Exercise description — Return all lines from the listing below in which the string "CLBT" occurs.

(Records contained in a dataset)
******

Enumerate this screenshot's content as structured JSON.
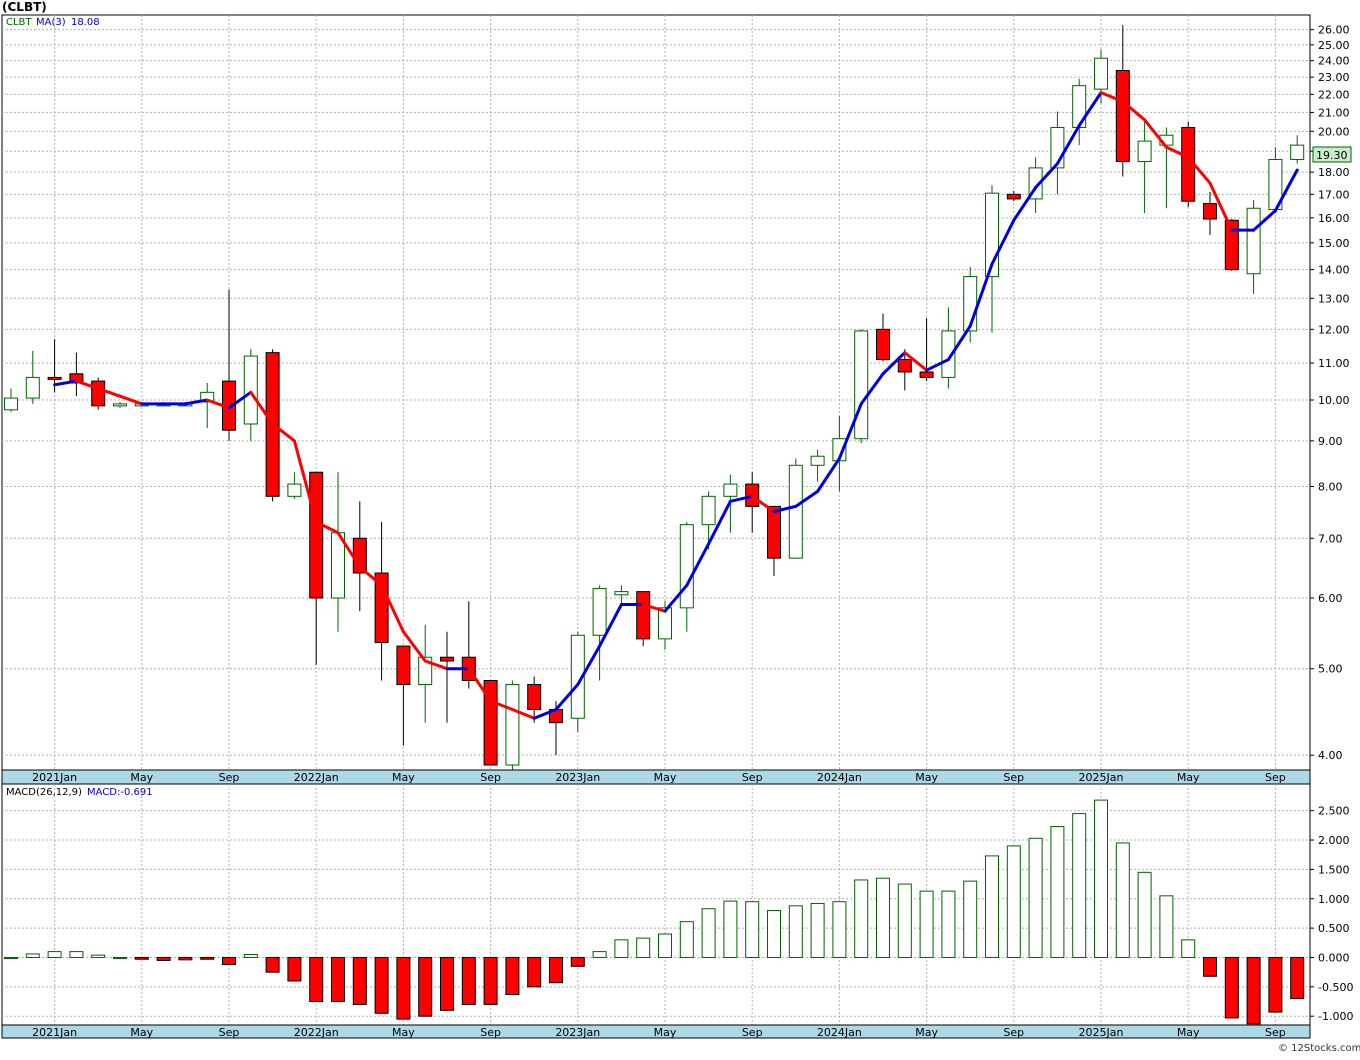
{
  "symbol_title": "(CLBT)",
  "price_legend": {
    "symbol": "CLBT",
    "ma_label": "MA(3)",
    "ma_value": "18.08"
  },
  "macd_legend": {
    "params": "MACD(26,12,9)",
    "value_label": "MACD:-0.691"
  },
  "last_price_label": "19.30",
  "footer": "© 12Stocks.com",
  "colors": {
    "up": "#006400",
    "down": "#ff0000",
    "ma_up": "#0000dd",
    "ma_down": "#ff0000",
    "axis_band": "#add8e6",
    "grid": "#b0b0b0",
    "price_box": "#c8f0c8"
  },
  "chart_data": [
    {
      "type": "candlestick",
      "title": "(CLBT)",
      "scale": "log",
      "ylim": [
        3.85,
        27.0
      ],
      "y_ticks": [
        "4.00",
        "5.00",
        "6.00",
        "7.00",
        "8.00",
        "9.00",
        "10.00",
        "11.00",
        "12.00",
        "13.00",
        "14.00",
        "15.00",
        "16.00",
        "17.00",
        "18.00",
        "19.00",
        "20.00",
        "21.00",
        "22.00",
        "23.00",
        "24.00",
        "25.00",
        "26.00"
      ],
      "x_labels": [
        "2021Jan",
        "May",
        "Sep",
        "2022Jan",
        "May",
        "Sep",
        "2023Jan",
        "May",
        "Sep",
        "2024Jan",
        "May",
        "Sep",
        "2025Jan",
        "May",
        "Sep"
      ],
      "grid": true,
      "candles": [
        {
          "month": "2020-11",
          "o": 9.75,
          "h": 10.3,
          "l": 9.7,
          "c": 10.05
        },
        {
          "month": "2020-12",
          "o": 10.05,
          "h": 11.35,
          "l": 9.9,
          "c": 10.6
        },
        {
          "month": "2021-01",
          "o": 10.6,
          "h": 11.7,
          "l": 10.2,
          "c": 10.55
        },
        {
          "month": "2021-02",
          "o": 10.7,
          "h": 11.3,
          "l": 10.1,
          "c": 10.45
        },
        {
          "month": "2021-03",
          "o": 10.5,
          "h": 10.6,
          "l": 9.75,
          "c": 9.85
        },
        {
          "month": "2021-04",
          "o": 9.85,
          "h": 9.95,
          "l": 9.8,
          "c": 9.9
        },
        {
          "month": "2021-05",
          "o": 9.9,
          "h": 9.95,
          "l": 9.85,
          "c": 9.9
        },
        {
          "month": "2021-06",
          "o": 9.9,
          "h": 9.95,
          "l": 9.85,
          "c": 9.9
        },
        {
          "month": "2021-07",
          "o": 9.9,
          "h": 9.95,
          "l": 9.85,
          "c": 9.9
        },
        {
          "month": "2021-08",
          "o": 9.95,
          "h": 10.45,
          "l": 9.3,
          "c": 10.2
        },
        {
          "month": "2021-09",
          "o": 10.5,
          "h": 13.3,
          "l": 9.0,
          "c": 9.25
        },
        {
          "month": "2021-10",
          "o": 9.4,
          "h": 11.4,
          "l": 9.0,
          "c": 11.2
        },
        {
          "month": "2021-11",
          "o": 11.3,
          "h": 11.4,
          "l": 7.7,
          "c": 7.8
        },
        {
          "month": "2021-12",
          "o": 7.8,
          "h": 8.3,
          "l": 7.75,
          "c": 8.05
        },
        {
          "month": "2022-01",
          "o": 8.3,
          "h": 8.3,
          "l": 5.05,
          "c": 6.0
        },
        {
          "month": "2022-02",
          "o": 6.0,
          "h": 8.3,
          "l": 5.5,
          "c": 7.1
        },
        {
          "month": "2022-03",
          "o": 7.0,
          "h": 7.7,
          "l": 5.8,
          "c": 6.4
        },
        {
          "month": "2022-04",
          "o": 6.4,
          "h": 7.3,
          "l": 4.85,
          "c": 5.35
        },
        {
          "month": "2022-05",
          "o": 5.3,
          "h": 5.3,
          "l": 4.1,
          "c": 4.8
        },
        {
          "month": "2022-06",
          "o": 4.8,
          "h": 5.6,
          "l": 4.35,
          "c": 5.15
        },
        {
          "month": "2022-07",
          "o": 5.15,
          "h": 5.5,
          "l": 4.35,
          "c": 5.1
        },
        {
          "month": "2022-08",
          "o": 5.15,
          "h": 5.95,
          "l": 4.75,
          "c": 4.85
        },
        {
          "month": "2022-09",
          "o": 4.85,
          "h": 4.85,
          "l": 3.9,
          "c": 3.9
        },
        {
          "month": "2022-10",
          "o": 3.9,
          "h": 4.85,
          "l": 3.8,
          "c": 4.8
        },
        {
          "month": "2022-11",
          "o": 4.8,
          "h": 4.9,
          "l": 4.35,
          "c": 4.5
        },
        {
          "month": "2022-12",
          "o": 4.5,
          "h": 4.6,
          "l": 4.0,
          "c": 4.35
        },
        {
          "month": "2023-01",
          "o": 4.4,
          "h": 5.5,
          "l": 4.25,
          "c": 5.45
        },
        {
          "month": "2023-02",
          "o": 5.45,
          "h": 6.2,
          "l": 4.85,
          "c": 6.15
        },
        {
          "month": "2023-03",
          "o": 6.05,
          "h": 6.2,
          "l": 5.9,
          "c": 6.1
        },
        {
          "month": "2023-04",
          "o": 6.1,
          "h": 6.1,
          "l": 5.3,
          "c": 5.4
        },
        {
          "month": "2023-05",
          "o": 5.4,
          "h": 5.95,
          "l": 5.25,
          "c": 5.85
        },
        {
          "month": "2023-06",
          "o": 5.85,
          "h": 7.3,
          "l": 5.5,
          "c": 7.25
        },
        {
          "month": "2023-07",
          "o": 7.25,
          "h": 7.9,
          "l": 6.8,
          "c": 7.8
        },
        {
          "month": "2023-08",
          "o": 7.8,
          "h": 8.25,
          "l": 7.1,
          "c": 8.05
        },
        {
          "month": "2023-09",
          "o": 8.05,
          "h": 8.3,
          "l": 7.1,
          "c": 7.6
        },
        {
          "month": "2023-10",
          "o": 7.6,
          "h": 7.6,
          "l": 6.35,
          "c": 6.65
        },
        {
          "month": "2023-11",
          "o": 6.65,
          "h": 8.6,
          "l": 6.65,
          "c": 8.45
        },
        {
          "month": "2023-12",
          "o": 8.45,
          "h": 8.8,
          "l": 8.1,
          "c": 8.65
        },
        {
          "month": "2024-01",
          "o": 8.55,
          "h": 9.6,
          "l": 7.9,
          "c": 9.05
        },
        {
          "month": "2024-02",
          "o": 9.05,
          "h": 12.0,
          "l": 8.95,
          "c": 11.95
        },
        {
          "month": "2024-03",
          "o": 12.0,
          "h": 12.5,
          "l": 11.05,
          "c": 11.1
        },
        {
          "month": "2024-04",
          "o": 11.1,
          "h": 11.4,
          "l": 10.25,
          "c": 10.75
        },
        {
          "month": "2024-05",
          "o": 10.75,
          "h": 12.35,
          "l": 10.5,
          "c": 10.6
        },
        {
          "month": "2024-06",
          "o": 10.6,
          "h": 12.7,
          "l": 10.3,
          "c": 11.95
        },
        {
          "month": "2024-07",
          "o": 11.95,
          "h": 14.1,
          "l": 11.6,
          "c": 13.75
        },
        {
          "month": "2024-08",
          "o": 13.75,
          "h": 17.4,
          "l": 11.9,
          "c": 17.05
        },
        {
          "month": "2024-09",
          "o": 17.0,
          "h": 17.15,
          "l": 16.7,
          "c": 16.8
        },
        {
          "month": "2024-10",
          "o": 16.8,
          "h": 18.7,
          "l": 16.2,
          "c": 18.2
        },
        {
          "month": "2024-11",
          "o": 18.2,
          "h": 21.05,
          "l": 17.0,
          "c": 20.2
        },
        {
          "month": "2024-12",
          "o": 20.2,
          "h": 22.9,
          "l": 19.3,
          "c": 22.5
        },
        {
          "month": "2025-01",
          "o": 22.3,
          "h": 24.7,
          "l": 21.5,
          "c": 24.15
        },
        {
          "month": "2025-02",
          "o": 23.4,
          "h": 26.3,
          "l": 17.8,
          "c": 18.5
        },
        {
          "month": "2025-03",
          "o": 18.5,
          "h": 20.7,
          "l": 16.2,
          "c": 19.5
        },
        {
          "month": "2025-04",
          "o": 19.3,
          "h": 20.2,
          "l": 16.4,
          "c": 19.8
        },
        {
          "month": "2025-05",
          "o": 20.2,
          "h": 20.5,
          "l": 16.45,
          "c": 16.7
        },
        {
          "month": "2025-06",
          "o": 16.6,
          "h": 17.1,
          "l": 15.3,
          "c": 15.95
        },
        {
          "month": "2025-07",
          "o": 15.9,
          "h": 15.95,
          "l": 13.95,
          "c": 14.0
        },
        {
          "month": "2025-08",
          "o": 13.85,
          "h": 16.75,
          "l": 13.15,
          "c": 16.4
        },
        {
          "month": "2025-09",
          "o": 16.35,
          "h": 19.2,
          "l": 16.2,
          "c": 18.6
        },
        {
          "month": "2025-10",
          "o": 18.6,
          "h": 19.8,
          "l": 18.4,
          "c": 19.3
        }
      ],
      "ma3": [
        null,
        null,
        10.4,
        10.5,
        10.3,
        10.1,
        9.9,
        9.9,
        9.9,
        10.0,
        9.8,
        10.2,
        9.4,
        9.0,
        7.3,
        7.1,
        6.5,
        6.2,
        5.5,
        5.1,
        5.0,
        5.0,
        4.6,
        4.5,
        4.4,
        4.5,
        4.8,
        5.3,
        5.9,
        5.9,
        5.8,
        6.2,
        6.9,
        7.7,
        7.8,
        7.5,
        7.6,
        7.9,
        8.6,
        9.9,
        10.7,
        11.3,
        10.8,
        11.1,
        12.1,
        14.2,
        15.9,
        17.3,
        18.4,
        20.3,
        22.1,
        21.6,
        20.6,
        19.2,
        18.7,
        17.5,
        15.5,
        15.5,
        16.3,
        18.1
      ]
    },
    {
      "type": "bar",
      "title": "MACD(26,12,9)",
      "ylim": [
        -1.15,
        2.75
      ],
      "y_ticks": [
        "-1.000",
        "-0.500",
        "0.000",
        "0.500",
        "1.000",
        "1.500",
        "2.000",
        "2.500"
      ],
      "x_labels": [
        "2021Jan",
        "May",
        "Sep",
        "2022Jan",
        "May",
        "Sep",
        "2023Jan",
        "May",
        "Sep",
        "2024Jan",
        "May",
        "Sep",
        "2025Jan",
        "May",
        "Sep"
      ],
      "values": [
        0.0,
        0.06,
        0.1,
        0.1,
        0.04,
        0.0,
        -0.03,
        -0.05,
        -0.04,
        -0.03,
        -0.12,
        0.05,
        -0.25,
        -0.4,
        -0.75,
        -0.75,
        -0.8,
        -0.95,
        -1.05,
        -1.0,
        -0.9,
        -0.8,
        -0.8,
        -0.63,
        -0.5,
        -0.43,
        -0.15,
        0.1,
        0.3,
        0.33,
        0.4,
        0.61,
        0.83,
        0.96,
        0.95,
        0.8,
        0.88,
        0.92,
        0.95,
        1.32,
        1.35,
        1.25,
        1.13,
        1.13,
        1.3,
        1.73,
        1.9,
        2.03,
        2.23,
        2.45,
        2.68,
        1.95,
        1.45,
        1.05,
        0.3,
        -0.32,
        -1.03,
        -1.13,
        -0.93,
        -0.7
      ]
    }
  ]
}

******

Solved problem —
  "symbol_title": "(CLBT)",
    "symbol": "CLBT",
      "title": "(CLBT)",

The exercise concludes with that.